TASK GOAL - Note each line of the listing that contains the string "name", and copy it.

[Rows from a dataset]
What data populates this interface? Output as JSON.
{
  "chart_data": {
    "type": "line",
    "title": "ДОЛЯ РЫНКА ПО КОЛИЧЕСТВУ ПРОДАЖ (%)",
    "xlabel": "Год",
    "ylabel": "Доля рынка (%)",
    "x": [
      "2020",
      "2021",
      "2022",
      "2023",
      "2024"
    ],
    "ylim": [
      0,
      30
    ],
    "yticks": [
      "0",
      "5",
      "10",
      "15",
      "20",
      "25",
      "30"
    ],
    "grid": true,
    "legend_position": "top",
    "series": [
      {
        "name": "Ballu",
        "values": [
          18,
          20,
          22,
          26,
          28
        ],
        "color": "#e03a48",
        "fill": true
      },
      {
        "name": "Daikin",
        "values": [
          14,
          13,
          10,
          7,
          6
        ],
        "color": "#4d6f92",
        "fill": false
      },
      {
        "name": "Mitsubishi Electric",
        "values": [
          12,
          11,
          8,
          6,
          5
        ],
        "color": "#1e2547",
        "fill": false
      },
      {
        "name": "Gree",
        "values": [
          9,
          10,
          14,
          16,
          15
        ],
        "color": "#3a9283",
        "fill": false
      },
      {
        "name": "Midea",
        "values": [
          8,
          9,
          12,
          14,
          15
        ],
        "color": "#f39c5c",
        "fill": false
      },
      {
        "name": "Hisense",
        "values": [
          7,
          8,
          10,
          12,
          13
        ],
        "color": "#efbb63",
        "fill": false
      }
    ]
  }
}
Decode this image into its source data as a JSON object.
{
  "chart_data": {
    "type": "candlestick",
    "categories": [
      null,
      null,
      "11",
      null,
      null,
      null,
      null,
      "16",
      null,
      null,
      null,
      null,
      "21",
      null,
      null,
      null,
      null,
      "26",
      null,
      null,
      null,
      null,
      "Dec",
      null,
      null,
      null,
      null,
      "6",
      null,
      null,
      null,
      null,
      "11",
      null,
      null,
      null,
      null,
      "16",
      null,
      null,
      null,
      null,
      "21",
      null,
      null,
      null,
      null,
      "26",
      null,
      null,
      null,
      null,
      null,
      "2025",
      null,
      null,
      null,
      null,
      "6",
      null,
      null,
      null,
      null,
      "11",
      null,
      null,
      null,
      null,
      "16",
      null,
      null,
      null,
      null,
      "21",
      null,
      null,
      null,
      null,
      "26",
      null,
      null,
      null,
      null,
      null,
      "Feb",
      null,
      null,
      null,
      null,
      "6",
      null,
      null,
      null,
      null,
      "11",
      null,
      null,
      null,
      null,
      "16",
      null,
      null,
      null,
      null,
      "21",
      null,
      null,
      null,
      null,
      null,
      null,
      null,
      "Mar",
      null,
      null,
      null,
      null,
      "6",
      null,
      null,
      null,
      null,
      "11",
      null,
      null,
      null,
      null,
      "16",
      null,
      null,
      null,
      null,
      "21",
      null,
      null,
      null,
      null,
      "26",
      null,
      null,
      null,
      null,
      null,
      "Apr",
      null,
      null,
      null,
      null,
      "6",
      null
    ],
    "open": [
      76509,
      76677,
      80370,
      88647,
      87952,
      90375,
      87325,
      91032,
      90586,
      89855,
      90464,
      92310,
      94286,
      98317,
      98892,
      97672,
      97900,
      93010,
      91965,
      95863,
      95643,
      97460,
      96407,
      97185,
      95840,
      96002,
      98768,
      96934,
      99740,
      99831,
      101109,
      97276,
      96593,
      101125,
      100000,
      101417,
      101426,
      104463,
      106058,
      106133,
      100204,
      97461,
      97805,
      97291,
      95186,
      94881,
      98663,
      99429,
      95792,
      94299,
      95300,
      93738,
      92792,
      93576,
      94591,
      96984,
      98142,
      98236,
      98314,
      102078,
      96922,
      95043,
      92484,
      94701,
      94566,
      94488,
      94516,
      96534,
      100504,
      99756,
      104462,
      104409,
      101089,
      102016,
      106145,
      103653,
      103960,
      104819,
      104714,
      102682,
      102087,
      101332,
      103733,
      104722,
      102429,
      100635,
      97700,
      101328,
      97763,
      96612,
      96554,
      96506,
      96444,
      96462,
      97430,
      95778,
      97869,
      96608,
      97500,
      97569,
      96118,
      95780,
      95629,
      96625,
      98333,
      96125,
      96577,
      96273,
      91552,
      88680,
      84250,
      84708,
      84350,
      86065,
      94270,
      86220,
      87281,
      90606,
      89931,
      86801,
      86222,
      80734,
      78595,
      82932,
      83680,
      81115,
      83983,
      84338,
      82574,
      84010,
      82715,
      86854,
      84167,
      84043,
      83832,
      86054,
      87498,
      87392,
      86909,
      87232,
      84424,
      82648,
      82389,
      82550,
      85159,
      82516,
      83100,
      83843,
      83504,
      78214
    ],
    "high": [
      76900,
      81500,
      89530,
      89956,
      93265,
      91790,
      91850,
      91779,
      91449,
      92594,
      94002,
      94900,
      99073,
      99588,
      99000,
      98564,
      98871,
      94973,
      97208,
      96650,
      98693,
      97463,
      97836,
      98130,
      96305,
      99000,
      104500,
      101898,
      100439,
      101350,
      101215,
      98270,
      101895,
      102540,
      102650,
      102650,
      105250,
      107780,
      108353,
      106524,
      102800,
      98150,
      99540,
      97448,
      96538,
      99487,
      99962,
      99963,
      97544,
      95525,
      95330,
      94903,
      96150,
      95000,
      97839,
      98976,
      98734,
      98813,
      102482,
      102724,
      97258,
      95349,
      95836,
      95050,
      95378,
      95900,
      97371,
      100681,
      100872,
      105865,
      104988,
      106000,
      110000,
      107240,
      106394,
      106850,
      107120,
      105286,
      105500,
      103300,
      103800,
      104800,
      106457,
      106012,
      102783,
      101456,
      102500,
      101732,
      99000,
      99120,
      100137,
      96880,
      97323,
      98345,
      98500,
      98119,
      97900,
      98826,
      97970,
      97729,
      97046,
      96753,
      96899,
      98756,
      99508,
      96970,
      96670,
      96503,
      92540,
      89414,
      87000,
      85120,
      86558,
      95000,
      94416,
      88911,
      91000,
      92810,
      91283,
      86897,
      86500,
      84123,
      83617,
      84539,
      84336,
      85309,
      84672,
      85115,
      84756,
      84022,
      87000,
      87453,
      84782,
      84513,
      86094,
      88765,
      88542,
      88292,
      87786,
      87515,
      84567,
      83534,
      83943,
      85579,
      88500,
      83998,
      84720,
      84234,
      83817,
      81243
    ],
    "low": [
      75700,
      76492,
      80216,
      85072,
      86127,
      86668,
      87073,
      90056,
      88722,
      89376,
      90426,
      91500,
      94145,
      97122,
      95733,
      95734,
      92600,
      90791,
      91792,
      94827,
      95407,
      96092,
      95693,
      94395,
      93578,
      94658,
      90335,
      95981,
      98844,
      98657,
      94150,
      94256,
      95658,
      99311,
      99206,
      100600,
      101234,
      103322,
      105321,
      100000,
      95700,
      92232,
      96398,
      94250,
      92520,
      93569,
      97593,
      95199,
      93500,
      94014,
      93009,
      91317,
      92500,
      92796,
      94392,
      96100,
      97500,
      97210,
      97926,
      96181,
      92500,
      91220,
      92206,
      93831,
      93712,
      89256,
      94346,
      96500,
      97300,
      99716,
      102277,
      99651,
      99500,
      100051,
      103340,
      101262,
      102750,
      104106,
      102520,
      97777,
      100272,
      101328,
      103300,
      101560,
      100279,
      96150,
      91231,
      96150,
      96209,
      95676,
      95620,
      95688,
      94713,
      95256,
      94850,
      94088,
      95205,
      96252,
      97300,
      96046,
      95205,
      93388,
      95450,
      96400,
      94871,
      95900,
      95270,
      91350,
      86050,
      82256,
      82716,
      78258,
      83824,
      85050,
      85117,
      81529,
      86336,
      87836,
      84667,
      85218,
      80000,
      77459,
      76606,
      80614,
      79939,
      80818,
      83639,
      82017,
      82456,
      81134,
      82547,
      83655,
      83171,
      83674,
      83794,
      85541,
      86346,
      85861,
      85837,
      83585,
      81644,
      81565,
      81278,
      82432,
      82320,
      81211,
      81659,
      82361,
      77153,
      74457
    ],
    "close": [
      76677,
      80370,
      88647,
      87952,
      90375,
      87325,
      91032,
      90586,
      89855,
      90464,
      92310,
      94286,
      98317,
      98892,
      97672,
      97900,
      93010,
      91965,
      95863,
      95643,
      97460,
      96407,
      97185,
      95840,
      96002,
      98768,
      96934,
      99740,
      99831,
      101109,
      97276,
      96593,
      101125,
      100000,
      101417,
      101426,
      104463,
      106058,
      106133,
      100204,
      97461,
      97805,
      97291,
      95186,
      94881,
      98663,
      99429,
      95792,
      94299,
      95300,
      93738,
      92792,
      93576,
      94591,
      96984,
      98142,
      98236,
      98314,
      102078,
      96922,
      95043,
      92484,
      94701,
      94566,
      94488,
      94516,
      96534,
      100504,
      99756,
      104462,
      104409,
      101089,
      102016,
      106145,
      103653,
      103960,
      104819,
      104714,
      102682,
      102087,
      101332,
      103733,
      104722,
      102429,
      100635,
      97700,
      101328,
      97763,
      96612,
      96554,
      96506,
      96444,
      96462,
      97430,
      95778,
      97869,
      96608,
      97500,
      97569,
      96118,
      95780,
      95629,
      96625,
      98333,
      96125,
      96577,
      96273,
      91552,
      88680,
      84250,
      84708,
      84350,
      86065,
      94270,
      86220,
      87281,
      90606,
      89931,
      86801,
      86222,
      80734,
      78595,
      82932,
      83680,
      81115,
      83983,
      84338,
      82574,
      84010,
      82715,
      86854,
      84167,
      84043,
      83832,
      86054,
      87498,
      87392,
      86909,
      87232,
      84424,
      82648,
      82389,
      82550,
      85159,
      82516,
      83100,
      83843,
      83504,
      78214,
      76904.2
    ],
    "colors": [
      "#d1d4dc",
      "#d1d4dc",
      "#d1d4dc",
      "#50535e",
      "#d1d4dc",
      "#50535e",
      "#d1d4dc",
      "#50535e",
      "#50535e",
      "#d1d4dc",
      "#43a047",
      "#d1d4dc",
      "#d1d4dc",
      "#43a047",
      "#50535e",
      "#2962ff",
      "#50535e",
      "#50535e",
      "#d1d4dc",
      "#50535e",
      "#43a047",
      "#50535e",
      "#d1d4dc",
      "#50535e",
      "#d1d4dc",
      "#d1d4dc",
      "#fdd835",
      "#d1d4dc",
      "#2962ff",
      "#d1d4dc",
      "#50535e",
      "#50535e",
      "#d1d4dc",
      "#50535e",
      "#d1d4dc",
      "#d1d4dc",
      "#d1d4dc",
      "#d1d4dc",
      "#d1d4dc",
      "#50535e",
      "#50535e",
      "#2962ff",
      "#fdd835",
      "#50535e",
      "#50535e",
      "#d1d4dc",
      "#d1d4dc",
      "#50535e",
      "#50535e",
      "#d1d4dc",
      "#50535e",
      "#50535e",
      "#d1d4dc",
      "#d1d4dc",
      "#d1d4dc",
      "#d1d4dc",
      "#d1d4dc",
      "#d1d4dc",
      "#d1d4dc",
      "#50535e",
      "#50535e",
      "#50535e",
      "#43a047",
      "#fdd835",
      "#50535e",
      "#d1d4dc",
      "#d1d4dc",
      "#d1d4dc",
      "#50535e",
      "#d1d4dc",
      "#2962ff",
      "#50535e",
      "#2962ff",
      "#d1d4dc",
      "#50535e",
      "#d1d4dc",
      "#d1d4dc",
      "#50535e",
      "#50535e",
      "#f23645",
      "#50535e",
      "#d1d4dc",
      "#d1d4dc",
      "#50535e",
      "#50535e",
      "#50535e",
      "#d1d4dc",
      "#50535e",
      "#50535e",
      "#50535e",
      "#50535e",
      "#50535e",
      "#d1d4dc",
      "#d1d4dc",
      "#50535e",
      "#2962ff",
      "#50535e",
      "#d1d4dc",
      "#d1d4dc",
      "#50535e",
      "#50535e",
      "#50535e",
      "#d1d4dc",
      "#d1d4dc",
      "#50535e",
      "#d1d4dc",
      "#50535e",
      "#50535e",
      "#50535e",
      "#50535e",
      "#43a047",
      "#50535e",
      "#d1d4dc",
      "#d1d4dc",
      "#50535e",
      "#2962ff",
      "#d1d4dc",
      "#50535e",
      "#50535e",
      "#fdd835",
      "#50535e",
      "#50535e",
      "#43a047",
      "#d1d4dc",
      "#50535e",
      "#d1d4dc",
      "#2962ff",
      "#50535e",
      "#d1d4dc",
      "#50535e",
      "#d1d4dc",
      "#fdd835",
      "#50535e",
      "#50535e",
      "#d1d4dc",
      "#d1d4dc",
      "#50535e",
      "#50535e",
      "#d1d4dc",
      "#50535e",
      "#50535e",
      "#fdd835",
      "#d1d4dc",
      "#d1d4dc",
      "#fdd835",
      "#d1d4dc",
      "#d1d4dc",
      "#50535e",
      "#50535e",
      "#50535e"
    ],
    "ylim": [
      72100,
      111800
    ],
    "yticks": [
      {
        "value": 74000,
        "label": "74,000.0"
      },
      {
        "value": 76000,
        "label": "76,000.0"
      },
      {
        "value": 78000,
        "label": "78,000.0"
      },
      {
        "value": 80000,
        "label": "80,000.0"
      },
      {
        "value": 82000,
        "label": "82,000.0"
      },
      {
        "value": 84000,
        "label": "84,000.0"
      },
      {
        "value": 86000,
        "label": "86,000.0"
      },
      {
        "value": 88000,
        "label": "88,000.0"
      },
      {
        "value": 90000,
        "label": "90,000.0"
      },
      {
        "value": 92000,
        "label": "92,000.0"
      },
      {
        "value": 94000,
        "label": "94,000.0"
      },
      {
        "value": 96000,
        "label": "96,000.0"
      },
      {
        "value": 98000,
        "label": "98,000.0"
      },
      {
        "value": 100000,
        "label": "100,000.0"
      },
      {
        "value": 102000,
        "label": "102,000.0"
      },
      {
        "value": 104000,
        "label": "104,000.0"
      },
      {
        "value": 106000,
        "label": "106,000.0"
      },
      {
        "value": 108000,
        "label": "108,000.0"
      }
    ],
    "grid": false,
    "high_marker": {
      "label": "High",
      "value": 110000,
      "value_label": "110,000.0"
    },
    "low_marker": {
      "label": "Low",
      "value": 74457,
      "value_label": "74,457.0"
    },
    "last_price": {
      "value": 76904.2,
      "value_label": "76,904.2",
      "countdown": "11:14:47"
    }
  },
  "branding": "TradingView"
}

RESPONSE -
        "name": "Ballu",
        "name": "Daikin",
        "name": "Mitsubishi Electric",
        "name": "Gree",
        "name": "Midea",
        "name": "Hisense",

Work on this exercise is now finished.